## EXTRAIT DU DOCUMENT
========

Marie Destraz et Roger Puati
3 novembre 2020
Menacé de mort après avoir dénoncé un nouveau massacre de plus en République démocratique du Congo, le Prix Nobel de la Paix et gynécologue Denis Mukwege en appelle à la justice pour les crimes perpétrés dans son pays. Interview.

Prix Nobel de la Paix 2018, le gynécologue Denis Mukwege est connu dans le monde comme l’homme qui répare les femmes victimes de violences sexuelles en République démocratique du Congo (RDC). Depuis un mois, son hôpital de Panzi, dans la ville de Bukavu, dans la province du Sud-Kivu, à l’est du pays, est sous protection. Après avoir dénoncé un nouveau massacre à Kipupu en juillet, ce militant invétéré des droits humains et prédicateur chrétien est à nouveau menacé de mort.

En octobre, le Conseil des droits de l’homme à Genève a prolongé d’un an le mandat du groupe d’experts internationaux sur la situation au Kasaï. Quelques semaines plus tôt, le Parlement européen invitait les États membres du Conseil de sécurité des Nations Unies à demander la mise en place d’un tribunal pénal international en RDC. Interview.

Depuis un mois, vous êtes sous protection tout comme votre hôpital de Panzi, dans la province du Sud-Kivu, à l’est de la République démocratique du Congo (RDC). Quelle en est la raison?

========

## DONNÉES ENREGISTRÉES
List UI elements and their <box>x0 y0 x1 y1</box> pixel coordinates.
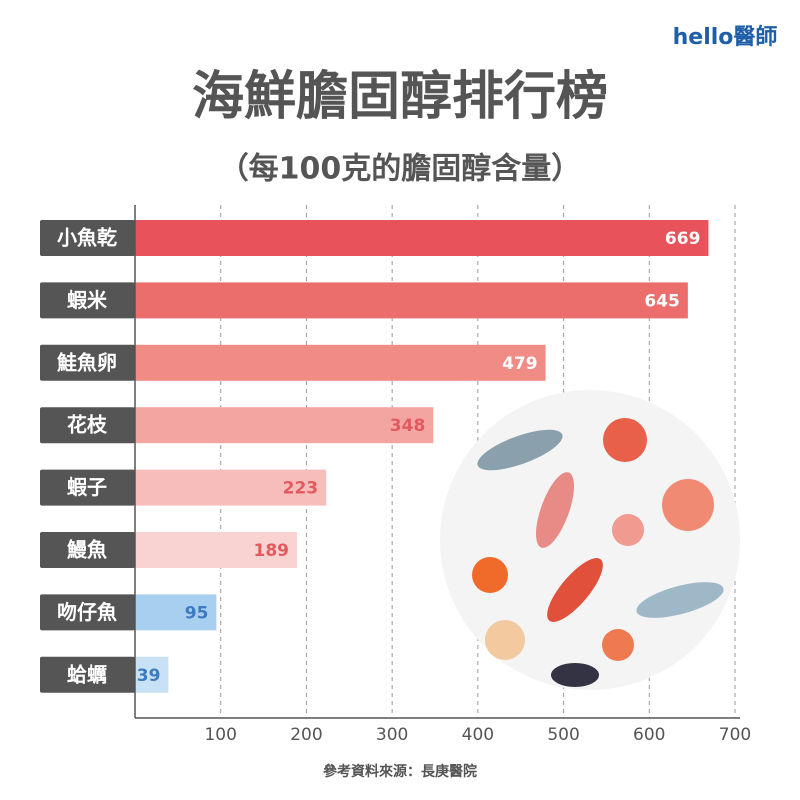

========

## ÉNONCÉ DU PROBLÈME A
D'après l'extrait, dans quelles circonstances Denis Mukwege se trouve-t-il de nouveau menacé de mort ? Répondez en une à trois phrases.
## ÉNONCÉ DU PROBLÈME B
Selon l'extrait, quelle instance a prolongé d'un an, en octobre, le mandat du groupe d'experts internationaux sur la situation au Kasaï ?
Les données n'interviennent en rien dans cet exercice.

## SOLUTION COMPLÈTE A
Denis Mukwege est de nouveau menacé de mort après avoir dénoncé un nouveau massacre commis à Kipupu en juillet. Depuis un mois, son hôpital de Panzi, à Bukavu, est placé sous protection.

## SOLUTION COMPLÈTE B
Le Conseil des droits de l'homme à Genève.